**EXCERPT PROVIDED**:

»»

TXM XTZ Import Tutorial for DEMM 2015-03-12 Workshop

This tutorial is created for the TXM workshop at the DEMM (Digital Editing of Medieval Manuscripts) programme training session in Lyon (12 March 2015). The working plan of the session is available in a Google document.

Software Preparation

  • Copy (merge) the content of the archive to the “USERHOME/TXM” folder. To do so, you should:
    • unzip the archive on your disk
    • then copy the folders named “scripts”, “xsl” and “css” in the “USERHOME/TXM” folder
  • Start TXM
  • Call the 'File' / 'Import' / 'XML/w+CSV' import module and ceate an import configuration file (“import.xml”) by selecting the source folder in the import parameters form
  • Open the XTZImporter folder in the 'View / Macro' view

Preparing the sources folder

The source folder must:

  • contain the “import.xml” file
    • note that the “Front XSL” import option is currently incompatible with “Synoptic edition” option of the macro
  • contain the “import.properties” file with the following lines:
    ignoredelements=note|teiHeader
    editionpage=cb
  • if the “Synoptic” option is used, the source folder must contain an “img” folder with a “xxx” subfolder for each “xxx.xml” source document. This subfolder contains images corresponding to the pages of the edition, the alphabetical order of image file names must match the order of the pages of each text.

««

**WHAT THIS EXERCISE ASKS**:
1 > Answer these questions about the TXM import tutorial:
(a) In which city and on what date was the training session held?
(b) Which three folders are to be copied into the "USERHOME/TXM" folder?
(c) Which import option does the tutorial say is currently incompatible with the "Synoptic edition" option of the macro?
2 > Output the TXM import tutorial verbatim from "This tutorial is" to "a Google document.".

**STORED ROWS**:
»»

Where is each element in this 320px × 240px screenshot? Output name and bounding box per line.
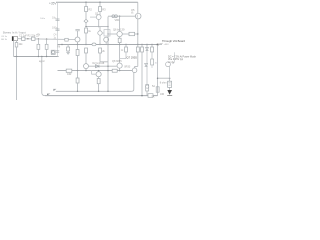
svg-text:100n: 100n [52, 26, 58, 29]
wire mirror down [99, 27, 101, 45]
node tail r16 [141, 44, 142, 45]
svg-text:2k: 2k [102, 50, 105, 53]
wire Q6 right [123, 33, 130, 35]
svg-text:10R: 10R [67, 73, 72, 76]
diode D2 [96, 65, 100, 68]
wire R9 right [135, 33, 138, 35]
wire Q4 emitter [105, 42, 107, 44]
resistor R12b [85, 48, 88, 53]
resistor R4 series [32, 37, 35, 40]
capacitor C8 [56, 51, 59, 52]
node rail-R2 [85, 2, 87, 4]
svg-text:0R33: 0R33 [124, 65, 131, 68]
transistor Q6 vbe multiplier [117, 31, 122, 36]
wire J1 gnd down [13, 41, 15, 57]
node output [157, 44, 159, 46]
wire main ground drop [16, 57, 18, 101]
wire nfb return [42, 57, 45, 96]
node tail mirror [99, 44, 100, 45]
ground speaker arrow [169, 87, 171, 90]
capacitor C9 [75, 29, 79, 30]
wire Q6 base [108, 33, 117, 35]
svg-text:22k: 22k [19, 43, 24, 46]
node bias tap [119, 16, 120, 17]
svg-text:+35V: +35V [164, 44, 170, 46]
node bus loop [41, 56, 43, 58]
wire Q6 collector up [119, 16, 121, 31]
wire R10 bottom [119, 43, 121, 45]
wire Q11 emitter [168, 66, 170, 78]
wire Q1 collector [77, 31, 79, 37]
capacitor C3 [46, 39, 48, 44]
svg-text:8 ohm: 8 ohm [160, 81, 167, 84]
transistor Q2 [96, 15, 101, 20]
node drv q3 [85, 70, 86, 71]
resistor R1 shunt [16, 41, 18, 43]
svg-text:Through V/A Board: Through V/A Board [162, 39, 185, 43]
node tail r13 [125, 44, 126, 45]
wire R18 bottom [98, 84, 100, 92]
wire speaker feed [158, 77, 170, 79]
svg-text:10u: 10u [52, 17, 57, 20]
resistor R7 [66, 69, 72, 72]
wire R12b bottom [85, 53, 87, 64]
ground sym1 [66, 53, 70, 55]
node Q6 base [107, 33, 108, 34]
wire mirror bus [86, 26, 108, 28]
node ret r18 [98, 91, 99, 92]
wire top +V rail [56, 1, 138, 3]
svg-text:Q7 2955: Q7 2955 [127, 56, 138, 60]
capacitor C6 [56, 29, 60, 30]
wire D1 bottom [85, 23, 87, 27]
transistor Q8 driver [117, 63, 122, 68]
wire output drop [157, 45, 159, 96]
resistor R14 [99, 48, 102, 53]
node tail fb [107, 44, 108, 45]
node bus gnd [16, 56, 18, 58]
wire tail line [58, 44, 158, 46]
bottom -V rail [45, 95, 158, 97]
wire Q6 bottom [119, 37, 121, 38]
wire Q3 emitter [85, 69, 87, 71]
diode D3 [146, 45, 148, 48]
node bus r5 [38, 56, 39, 57]
wire rail corner to Q5 [137, 2, 139, 13]
fuse F2 [146, 85, 149, 91]
node tail d3 [146, 44, 147, 45]
wire R3 top [99, 2, 101, 6]
wire vas out [89, 65, 117, 67]
transistor Q1 input [75, 37, 80, 42]
wire R12a bottom [85, 33, 87, 45]
svg-text:Q6 bd139: Q6 bd139 [113, 28, 125, 32]
node speaker tap [157, 77, 159, 79]
node speaker [169, 77, 171, 79]
node drv q7 [98, 70, 99, 71]
svg-text:D2 1n4148: D2 1n4148 [93, 62, 105, 65]
node mirror q2e [98, 26, 99, 27]
wire R3 bottom [99, 12, 101, 16]
wire VAS feed [108, 15, 136, 17]
wire Q7 emitter [98, 77, 100, 79]
svg-text:bc: bc [131, 11, 134, 14]
capacitor C11 oval [92, 43, 96, 46]
svg-text:1k: 1k [88, 30, 91, 33]
node rail r20 [141, 95, 143, 97]
wire Q5 emitter [137, 19, 139, 45]
wire Q1 emitter [77, 42, 79, 45]
svg-text:R3: R3 [102, 7, 106, 11]
wire speaker return [56, 90, 132, 92]
svg-text:1k: 1k [121, 50, 124, 52]
wire Q11 collector route [172, 52, 174, 63]
resistor R19 [77, 71, 79, 78]
resistor R20 [141, 45, 143, 48]
wire R2 bottom [85, 12, 87, 20]
node input c [46, 38, 47, 39]
wire decoupling chain [57, 2, 59, 56]
svg-text:R0 1k: R0 1k [1, 39, 8, 41]
resistor R18 [97, 79, 100, 84]
svg-text:at idle: at idle [168, 61, 175, 64]
wire R14 route [100, 53, 108, 62]
transistor Q3 [84, 64, 89, 69]
resistor R13 [125, 45, 127, 48]
wire output arrow [159, 44, 162, 46]
wire Q2 base [90, 16, 96, 18]
wire R1 to gnd bus [16, 47, 18, 57]
svg-text:100u: 100u [40, 18, 46, 20]
node input b [38, 38, 39, 39]
speaker LS1 [169, 78, 171, 81]
node drv q8 [119, 70, 120, 71]
resistor R3 [99, 7, 102, 12]
arrow rail [47, 94, 50, 96]
svg-text:47k: 47k [37, 35, 42, 37]
node tail r17 [151, 44, 152, 45]
node mirror left [85, 26, 86, 27]
diode D1 [84, 19, 88, 23]
node rail-R3 [99, 2, 101, 4]
svg-text:Vbe 0.45V typ: Vbe 0.45V typ [168, 58, 184, 61]
node tail r12 [85, 44, 86, 45]
wire Q8 emitter [119, 69, 121, 71]
resistor R15 [112, 69, 117, 72]
svg-text:5A: 5A [152, 85, 155, 88]
wire Q8 collector [119, 45, 121, 63]
connector J1 [12, 36, 14, 41]
node tail a [61, 44, 62, 45]
node mirror right [107, 26, 108, 27]
diode D4 [145, 63, 148, 66]
svg-text:10R: 10R [160, 94, 165, 96]
svg-text:R2: R2 [89, 7, 93, 11]
node bus c3 [46, 56, 47, 57]
svg-text:C4: C4 [54, 35, 58, 37]
resistor R17 [151, 45, 153, 48]
node drv fb [107, 70, 108, 71]
resistor R16 [137, 45, 139, 48]
svg-text:C0 1u: C0 1u [1, 36, 8, 38]
capacitor C10 to gnd [67, 45, 69, 48]
trimpot VR1 [112, 15, 115, 18]
node ret fb [107, 91, 108, 92]
transistor Q7 [96, 72, 101, 77]
resistor R22 [151, 59, 154, 65]
resistor R11 [77, 45, 79, 50]
node tail q1 [77, 44, 78, 45]
resistor R9 [129, 32, 135, 35]
svg-text:Q8 3055: Q8 3055 [112, 60, 122, 63]
resistor R10 [118, 38, 121, 42]
node ret r19 [77, 91, 78, 92]
transistor Q11 protection [166, 62, 171, 67]
resistor R8 stopper [65, 38, 68, 41]
fuse F1 on rail [148, 94, 153, 98]
transistor Q9 output [132, 68, 137, 73]
resistor R12a [85, 28, 88, 33]
wire Q4 loop [104, 30, 110, 36]
resistor R21 zobel [156, 87, 159, 92]
transistor Q5 [135, 13, 141, 19]
wire R2 top [85, 2, 87, 6]
capacitor C5 [56, 19, 60, 20]
node emitter join [137, 33, 138, 34]
node vas fb [107, 66, 108, 67]
svg-text:R6: R6 [57, 47, 61, 49]
wire driver rail [58, 70, 133, 72]
resistor R5 [37, 39, 39, 44]
ground bus [14, 56, 59, 58]
capacitor C7 electrolytic [51, 50, 55, 54]
arrow return [53, 89, 56, 91]
node drv q1 [77, 70, 78, 71]
node tail q5e [137, 44, 138, 45]
svg-text:5A: 5A [152, 96, 155, 99]
resistor R2 [85, 7, 88, 12]
wire Q2 emitter [98, 20, 100, 27]
node tail q6 [119, 44, 120, 45]
capacitor C1 [22, 37, 25, 40]
transistor Q3b [98, 31, 102, 35]
wire Q9 down loop [132, 72, 134, 91]
node input a [27, 38, 28, 39]
wire input signal [18, 38, 76, 41]
transistor Q4 feedback [104, 37, 109, 42]
wire Q7 base [92, 71, 97, 75]
wire feedback vertical [107, 17, 109, 92]
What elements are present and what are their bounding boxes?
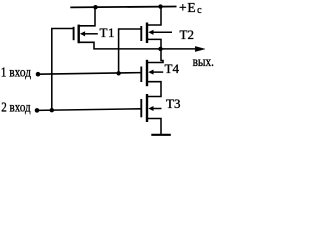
wire: input 2 line [37,109,141,111]
junction dot input2 riser [50,108,54,112]
wire: output node down to T4 drain [147,49,163,63]
junction dot output node [158,47,162,51]
svg-text:Т3: Т3 [166,96,180,111]
ground [151,134,171,136]
svg-text:2 вход: 2 вход [1,99,31,114]
wire: riser input2 to T1 gate [52,29,74,111]
wire: +Ec supply rail [70,6,176,9]
svg-text:Т1: Т1 [100,25,115,40]
output arrowhead [195,46,205,51]
wire: T4 source to T3 drain [147,82,161,97]
svg-text:Т4: Т4 [165,61,180,76]
wire: T1 source to output node [79,42,196,49]
wire: input 1 line [38,73,141,75]
svg-text:1 вход: 1 вход [1,64,31,79]
wire: T2 source down to output node [147,39,161,49]
terminal dot input 2 [35,108,40,113]
wire: T3 source to ground [147,119,161,135]
junction dot on rail at T1 [93,5,97,9]
svg-text:Т2: Т2 [180,27,194,42]
transistor T4 (n-channel MOSFET) [141,60,163,86]
junction dot input1 riser [116,71,120,75]
transistor T1 (p-channel MOSFET) [74,25,98,44]
wire: riser input1 to T2 gate [119,29,141,73]
transistor T2 (p-channel MOSFET) [141,23,172,44]
wire: rail to T1 drain [79,7,96,26]
wire: rail to T2 drain [147,7,161,25]
terminal dot input 1 [36,72,41,77]
transistor T3 (n-channel MOSFET) [141,94,161,122]
svg-text:вых.: вых. [193,55,214,70]
junction dot on rail at T2 [158,4,162,8]
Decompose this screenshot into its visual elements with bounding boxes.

««

**EXPECTED ANSWERS**:
1 >
(a) Lyon, 12 March 2015
(b) "scripts", "xsl" and "css"
(c) The "Front XSL" import option

2 >
This tutorial is created for the TXM workshop at the DEMM (Digital Editing of Medieval Manuscripts) programme training session in Lyon (12 March 2015). The working plan of the session is available in a Google document.